— Begin —
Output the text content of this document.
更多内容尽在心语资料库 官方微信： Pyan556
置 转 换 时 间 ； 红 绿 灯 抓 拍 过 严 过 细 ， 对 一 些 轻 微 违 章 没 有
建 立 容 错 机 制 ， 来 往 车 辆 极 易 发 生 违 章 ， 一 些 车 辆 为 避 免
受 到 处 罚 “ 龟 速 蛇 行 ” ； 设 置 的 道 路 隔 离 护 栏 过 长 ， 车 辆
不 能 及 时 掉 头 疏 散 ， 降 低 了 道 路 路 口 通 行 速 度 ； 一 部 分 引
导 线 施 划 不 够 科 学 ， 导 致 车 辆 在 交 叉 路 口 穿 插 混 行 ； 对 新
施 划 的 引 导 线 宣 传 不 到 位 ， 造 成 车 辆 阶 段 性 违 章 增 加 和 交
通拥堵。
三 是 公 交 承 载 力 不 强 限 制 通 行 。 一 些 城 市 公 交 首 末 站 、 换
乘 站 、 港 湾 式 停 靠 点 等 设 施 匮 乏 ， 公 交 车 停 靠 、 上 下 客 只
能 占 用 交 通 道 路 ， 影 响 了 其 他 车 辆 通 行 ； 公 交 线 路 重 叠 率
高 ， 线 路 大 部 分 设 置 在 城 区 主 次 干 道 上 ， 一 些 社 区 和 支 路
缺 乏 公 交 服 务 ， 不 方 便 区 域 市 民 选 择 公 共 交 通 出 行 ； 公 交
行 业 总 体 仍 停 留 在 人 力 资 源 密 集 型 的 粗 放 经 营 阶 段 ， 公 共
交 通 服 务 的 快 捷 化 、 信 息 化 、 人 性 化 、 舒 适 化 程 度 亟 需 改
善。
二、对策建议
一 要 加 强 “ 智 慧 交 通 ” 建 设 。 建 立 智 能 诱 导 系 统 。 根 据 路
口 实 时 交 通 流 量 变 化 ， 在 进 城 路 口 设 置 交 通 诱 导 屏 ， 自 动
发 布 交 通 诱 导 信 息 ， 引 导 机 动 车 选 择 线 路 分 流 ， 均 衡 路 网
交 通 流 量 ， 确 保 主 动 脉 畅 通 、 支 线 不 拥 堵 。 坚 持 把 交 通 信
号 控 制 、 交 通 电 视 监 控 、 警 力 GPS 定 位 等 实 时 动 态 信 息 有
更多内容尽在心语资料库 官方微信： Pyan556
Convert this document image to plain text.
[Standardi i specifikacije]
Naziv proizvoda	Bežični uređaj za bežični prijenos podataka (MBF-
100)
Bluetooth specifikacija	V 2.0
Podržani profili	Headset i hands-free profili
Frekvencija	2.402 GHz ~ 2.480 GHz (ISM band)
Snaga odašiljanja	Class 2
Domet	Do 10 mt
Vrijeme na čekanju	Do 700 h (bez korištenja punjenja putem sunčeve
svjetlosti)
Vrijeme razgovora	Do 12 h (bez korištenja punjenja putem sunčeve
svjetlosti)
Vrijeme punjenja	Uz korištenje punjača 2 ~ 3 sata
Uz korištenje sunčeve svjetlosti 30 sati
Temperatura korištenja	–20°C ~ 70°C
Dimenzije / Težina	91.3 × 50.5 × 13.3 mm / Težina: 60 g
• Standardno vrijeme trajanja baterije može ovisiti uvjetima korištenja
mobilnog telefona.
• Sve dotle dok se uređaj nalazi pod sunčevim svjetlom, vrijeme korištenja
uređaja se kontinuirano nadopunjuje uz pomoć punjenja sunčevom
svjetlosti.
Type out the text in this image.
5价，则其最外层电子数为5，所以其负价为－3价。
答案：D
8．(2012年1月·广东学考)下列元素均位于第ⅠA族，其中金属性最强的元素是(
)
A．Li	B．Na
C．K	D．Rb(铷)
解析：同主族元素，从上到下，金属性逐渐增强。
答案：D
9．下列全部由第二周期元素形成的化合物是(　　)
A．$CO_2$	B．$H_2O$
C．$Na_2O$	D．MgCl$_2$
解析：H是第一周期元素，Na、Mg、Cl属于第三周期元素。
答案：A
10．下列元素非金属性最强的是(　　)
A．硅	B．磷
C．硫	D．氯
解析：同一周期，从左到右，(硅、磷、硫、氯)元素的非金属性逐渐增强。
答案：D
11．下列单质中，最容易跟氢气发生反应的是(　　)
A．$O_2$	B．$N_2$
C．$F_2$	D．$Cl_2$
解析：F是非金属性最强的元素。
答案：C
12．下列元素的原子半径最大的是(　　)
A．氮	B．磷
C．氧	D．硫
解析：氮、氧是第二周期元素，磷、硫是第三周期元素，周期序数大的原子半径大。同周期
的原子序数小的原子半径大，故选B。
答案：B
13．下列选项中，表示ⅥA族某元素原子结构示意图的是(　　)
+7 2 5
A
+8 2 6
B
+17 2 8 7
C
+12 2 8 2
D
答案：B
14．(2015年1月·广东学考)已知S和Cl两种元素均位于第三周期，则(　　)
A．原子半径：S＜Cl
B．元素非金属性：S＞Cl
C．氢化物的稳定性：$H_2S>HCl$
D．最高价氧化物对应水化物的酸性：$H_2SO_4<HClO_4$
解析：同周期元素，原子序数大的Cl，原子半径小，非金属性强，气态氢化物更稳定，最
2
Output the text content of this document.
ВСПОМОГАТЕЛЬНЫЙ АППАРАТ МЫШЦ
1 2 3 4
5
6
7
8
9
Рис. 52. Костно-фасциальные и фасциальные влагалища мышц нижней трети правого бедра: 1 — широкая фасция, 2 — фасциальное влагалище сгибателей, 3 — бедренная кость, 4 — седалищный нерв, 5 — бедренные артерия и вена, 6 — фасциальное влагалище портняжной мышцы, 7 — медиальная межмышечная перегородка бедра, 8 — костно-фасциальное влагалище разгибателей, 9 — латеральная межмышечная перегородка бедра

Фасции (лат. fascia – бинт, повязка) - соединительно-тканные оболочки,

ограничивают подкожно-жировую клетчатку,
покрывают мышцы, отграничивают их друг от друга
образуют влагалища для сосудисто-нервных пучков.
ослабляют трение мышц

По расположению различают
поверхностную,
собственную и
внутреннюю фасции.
— End —
▸ **Goal of the exercise**
Your task is to list each line of the records with the word "sunčeve".

▸ **Solution to the exercise**
Vrijeme na čekanju	Do 700 h (bez korištenja punjenja putem sunčeve
Vrijeme razgovora	Do 12 h (bez korištenja punjenja putem sunčeve
Uz korištenje sunčeve svjetlosti 30 sati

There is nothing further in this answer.